▸ TASK DESCRIPTION: Write out every line below that includes the word "close".

▸ RECORDS PROVIDED:
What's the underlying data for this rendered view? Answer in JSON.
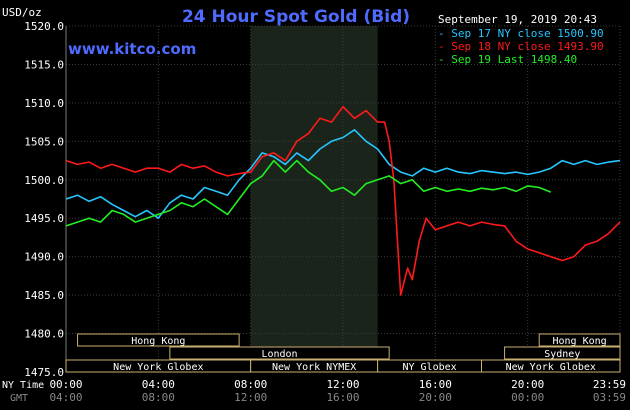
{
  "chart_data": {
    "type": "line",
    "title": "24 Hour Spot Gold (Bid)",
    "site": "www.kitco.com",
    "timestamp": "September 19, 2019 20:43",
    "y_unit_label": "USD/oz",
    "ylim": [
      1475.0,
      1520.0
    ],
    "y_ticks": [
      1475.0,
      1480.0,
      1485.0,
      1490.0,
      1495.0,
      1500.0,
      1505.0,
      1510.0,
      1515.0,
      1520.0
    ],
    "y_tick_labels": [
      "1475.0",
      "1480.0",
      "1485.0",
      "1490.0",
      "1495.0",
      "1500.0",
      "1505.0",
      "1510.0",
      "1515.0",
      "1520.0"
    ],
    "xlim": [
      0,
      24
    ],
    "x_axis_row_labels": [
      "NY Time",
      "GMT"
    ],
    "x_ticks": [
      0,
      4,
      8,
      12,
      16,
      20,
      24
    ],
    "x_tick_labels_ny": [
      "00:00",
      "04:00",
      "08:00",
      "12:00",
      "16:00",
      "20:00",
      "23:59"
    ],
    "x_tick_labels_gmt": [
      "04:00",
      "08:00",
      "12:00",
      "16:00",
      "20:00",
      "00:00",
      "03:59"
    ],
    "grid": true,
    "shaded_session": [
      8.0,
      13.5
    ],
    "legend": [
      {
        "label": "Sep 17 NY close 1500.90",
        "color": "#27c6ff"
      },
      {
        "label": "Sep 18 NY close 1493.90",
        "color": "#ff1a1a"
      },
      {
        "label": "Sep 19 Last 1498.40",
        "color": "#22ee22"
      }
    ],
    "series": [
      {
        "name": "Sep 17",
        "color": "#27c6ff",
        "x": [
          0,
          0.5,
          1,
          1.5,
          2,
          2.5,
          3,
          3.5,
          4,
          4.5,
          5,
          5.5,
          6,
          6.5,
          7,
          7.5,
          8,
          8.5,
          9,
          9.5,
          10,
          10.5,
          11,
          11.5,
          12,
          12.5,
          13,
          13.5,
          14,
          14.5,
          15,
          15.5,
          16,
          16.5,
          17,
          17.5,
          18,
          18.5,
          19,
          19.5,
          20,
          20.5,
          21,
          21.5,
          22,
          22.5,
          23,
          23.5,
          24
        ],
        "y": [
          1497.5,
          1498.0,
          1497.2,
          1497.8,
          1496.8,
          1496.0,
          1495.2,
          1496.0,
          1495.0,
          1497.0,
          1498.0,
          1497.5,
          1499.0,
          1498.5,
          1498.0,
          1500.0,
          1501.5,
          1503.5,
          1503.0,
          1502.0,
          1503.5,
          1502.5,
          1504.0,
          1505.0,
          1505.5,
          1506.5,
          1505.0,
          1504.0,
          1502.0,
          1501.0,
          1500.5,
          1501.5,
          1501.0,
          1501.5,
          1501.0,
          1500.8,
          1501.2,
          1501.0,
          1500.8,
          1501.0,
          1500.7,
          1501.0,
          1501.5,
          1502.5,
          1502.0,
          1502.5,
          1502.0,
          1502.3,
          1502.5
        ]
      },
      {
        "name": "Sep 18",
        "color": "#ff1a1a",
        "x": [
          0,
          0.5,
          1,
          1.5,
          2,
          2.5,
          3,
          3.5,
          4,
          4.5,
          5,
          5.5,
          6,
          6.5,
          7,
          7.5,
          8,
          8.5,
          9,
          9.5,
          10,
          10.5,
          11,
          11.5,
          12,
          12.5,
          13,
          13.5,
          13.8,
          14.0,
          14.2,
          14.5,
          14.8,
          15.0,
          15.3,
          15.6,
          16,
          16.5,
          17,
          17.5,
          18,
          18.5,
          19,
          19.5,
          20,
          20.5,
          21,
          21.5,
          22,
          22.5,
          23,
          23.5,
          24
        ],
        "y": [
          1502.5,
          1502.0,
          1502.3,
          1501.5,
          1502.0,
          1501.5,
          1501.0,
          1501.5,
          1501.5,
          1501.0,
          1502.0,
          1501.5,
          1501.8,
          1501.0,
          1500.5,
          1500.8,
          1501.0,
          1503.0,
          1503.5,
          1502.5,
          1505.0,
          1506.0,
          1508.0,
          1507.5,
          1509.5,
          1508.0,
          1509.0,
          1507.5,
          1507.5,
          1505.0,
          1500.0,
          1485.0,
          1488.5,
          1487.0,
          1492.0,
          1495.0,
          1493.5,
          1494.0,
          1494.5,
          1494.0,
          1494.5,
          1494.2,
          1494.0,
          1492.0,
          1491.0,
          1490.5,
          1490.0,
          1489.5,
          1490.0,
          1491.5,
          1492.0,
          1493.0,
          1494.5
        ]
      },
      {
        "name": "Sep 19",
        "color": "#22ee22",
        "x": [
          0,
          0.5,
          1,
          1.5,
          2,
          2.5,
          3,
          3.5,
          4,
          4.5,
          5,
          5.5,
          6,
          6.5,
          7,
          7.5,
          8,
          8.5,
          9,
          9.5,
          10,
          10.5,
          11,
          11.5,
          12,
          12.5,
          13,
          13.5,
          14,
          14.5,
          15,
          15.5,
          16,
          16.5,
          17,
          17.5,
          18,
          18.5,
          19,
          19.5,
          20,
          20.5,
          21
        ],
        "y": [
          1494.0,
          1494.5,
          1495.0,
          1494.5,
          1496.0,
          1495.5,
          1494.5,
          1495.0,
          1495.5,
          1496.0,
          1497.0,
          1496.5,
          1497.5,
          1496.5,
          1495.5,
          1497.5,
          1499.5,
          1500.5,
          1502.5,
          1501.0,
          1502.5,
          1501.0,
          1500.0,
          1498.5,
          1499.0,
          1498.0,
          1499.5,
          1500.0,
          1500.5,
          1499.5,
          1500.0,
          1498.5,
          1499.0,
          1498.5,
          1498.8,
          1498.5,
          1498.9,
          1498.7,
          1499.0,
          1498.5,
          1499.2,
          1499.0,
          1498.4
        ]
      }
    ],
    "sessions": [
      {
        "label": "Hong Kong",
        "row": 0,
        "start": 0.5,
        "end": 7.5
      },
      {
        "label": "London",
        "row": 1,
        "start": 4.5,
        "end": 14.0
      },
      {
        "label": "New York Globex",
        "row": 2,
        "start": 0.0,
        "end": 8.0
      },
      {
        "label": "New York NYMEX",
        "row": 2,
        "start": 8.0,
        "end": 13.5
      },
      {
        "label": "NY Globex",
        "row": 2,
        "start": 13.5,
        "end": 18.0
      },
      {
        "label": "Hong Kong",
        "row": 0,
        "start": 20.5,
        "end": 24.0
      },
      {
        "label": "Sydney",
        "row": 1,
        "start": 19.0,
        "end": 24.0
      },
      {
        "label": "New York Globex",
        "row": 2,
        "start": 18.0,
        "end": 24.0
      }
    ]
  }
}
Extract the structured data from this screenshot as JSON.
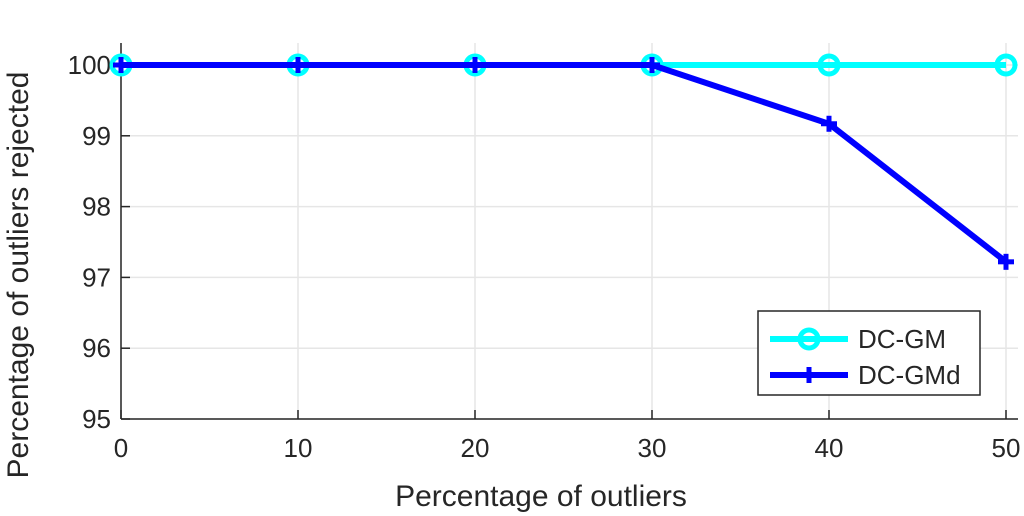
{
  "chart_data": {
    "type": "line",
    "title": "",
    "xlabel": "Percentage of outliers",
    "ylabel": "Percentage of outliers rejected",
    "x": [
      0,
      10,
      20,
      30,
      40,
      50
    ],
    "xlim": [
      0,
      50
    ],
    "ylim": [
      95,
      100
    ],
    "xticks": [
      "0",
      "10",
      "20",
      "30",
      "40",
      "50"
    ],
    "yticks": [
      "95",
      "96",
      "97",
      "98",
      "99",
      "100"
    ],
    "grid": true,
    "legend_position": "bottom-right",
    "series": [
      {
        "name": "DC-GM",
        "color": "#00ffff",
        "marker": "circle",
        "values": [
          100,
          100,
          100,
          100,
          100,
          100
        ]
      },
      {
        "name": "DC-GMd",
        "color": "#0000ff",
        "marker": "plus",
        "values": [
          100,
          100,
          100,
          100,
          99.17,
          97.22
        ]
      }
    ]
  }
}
...
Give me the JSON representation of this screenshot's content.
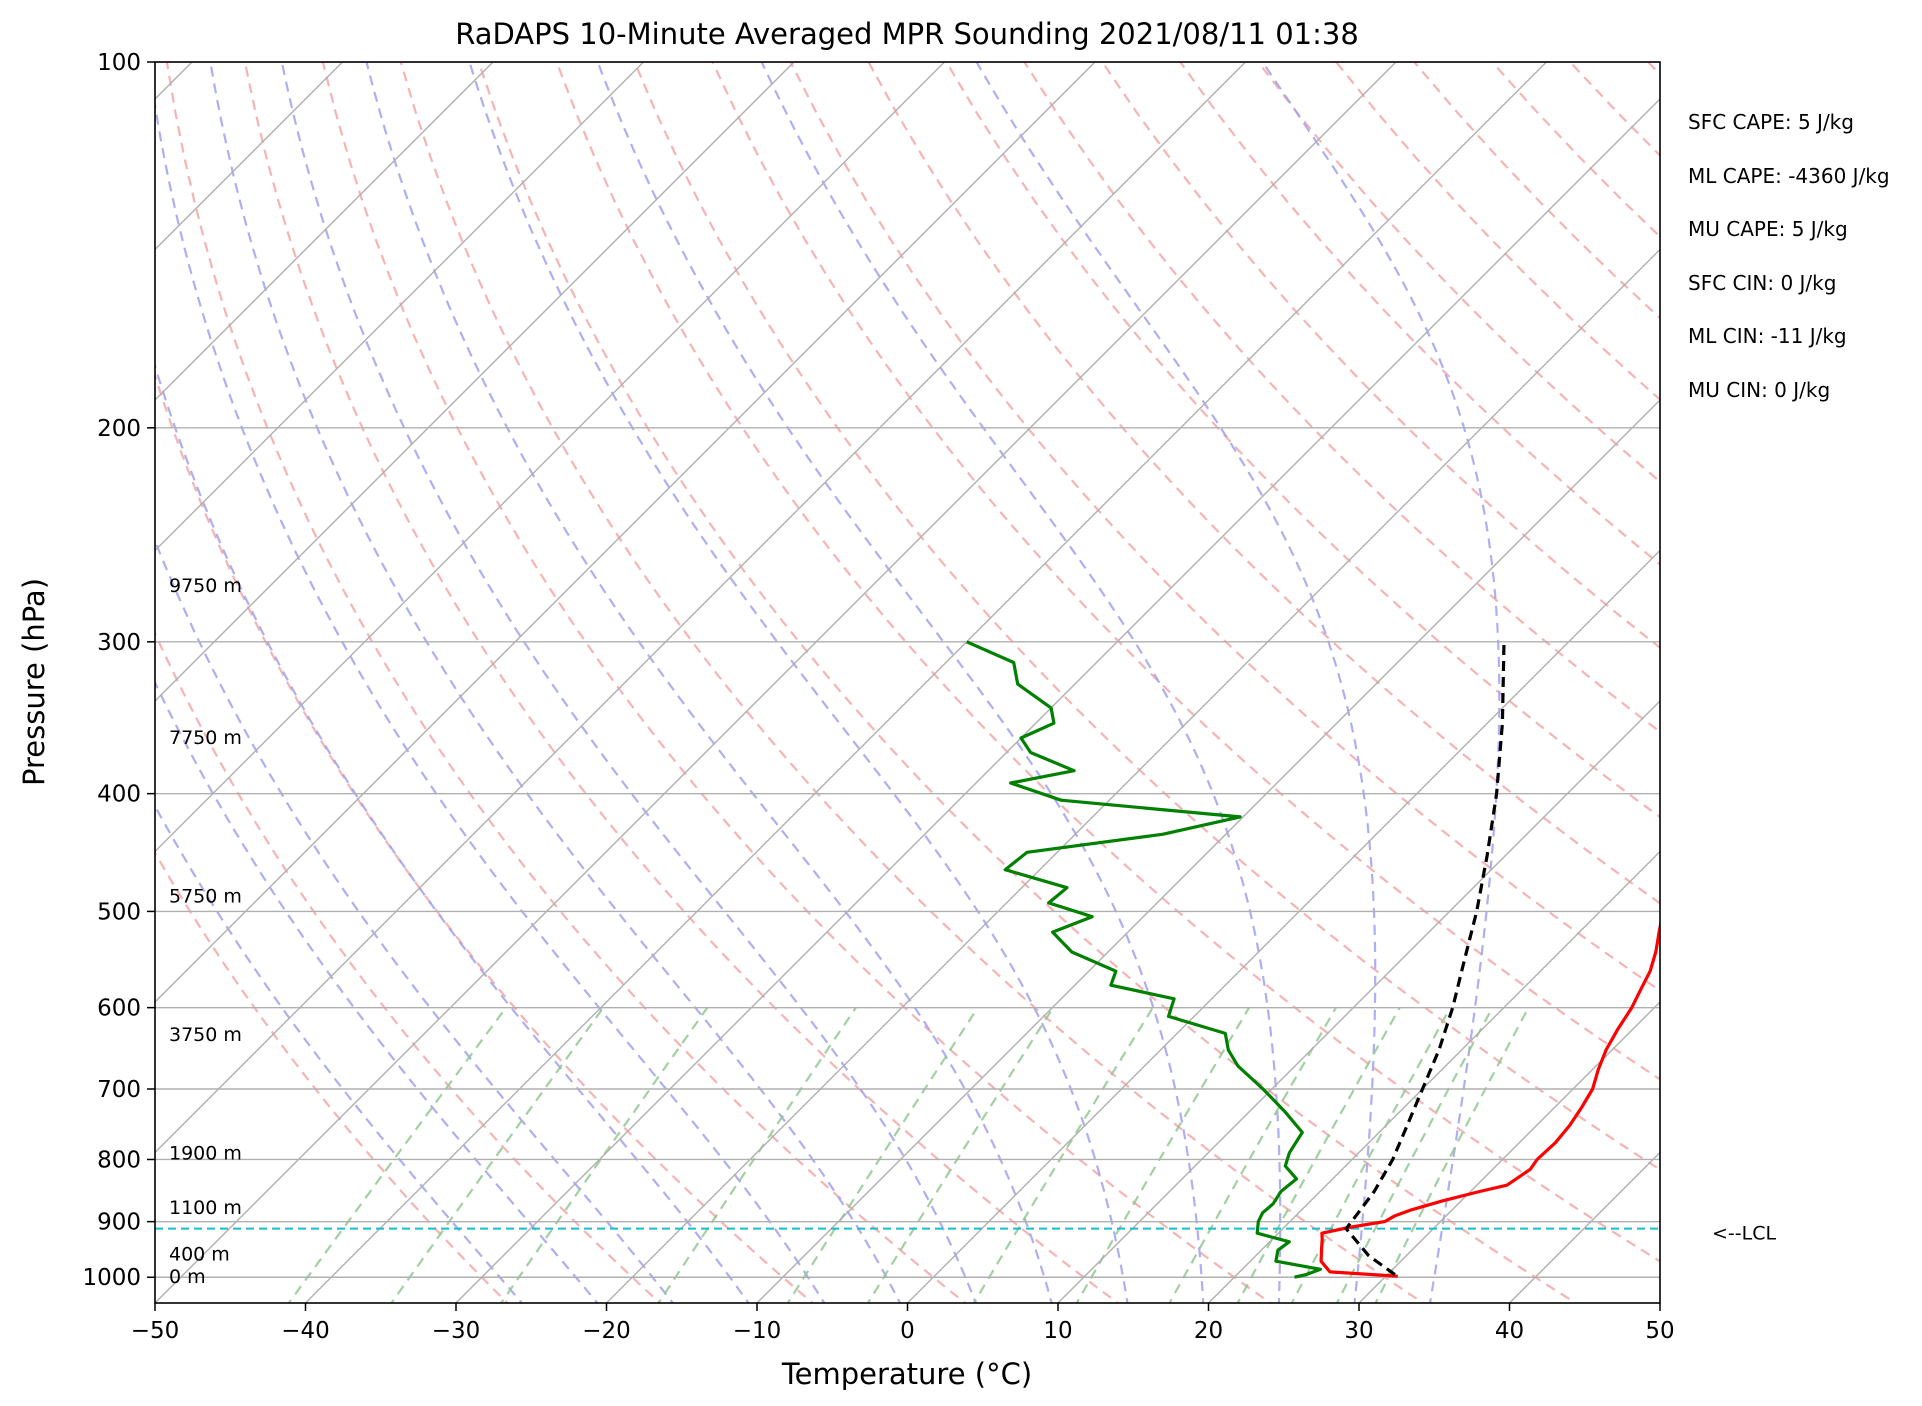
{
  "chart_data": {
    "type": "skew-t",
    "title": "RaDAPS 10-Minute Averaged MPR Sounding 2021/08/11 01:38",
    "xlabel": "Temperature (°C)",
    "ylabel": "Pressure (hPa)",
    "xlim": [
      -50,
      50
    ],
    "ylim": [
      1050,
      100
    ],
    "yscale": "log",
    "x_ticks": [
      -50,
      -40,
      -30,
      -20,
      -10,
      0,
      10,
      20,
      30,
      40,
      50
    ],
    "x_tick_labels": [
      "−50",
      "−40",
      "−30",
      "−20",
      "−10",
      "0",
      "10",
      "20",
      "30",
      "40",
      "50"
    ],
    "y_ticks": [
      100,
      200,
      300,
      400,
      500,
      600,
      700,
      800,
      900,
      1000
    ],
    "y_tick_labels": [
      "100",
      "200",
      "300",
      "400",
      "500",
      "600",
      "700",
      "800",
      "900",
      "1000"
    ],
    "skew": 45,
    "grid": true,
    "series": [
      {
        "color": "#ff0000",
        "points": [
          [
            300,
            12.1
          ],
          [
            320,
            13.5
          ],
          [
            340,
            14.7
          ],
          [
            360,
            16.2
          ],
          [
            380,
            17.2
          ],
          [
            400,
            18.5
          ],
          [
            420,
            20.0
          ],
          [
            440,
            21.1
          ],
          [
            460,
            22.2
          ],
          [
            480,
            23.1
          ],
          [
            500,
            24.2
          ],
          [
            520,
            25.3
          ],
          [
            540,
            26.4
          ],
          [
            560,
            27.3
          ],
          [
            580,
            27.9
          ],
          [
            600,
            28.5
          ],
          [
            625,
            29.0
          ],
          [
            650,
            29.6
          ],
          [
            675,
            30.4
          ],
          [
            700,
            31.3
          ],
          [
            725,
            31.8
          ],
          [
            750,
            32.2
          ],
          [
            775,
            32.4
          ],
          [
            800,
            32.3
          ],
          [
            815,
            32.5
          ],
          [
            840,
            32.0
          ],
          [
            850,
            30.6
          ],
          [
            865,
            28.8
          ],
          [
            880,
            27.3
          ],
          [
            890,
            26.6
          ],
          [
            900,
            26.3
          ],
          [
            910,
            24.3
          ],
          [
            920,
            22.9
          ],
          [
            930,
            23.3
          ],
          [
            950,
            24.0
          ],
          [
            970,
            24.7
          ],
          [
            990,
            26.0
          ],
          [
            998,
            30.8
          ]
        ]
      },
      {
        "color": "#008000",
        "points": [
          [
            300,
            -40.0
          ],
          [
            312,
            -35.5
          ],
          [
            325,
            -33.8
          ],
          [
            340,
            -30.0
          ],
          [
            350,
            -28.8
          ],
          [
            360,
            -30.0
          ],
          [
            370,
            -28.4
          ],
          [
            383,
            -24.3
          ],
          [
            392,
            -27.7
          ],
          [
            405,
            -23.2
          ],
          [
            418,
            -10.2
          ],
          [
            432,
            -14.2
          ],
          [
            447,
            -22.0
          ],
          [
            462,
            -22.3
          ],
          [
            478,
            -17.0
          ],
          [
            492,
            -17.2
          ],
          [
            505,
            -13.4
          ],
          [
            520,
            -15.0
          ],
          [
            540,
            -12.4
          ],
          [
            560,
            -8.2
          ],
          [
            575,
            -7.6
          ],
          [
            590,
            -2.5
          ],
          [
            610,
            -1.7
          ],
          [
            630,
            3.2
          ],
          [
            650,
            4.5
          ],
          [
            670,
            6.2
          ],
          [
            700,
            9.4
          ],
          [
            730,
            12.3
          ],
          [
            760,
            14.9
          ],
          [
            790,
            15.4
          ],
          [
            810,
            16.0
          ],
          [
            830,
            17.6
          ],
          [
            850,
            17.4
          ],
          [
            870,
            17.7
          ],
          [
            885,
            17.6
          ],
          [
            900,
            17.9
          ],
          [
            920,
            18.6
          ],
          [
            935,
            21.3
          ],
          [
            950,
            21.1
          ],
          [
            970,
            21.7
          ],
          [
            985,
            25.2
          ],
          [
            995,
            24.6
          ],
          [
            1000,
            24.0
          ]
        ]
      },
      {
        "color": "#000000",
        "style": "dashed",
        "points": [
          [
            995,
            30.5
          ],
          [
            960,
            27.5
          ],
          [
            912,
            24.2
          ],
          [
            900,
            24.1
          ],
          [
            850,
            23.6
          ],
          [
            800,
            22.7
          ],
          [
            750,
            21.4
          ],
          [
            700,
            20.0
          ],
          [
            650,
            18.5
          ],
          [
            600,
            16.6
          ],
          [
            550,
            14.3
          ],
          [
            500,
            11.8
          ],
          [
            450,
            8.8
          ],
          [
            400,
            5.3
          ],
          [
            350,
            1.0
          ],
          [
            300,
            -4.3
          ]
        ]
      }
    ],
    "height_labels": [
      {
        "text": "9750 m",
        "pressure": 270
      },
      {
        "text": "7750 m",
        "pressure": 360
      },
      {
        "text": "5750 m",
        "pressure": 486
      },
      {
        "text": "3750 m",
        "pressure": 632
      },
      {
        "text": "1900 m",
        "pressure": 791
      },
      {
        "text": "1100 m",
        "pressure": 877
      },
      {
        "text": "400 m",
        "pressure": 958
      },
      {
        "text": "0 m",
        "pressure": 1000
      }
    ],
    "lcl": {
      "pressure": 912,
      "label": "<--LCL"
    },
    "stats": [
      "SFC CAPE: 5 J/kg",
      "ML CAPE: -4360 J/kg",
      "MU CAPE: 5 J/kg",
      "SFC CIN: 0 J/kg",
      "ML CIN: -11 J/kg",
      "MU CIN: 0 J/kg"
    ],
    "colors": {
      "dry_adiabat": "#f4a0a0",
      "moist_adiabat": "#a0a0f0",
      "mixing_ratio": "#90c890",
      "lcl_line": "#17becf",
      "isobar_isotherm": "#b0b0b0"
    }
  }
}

▸ THE RESULT:
        "label": "Sep 17 NY close 1500.90",
        "label": "Sep 18 NY close 1493.90",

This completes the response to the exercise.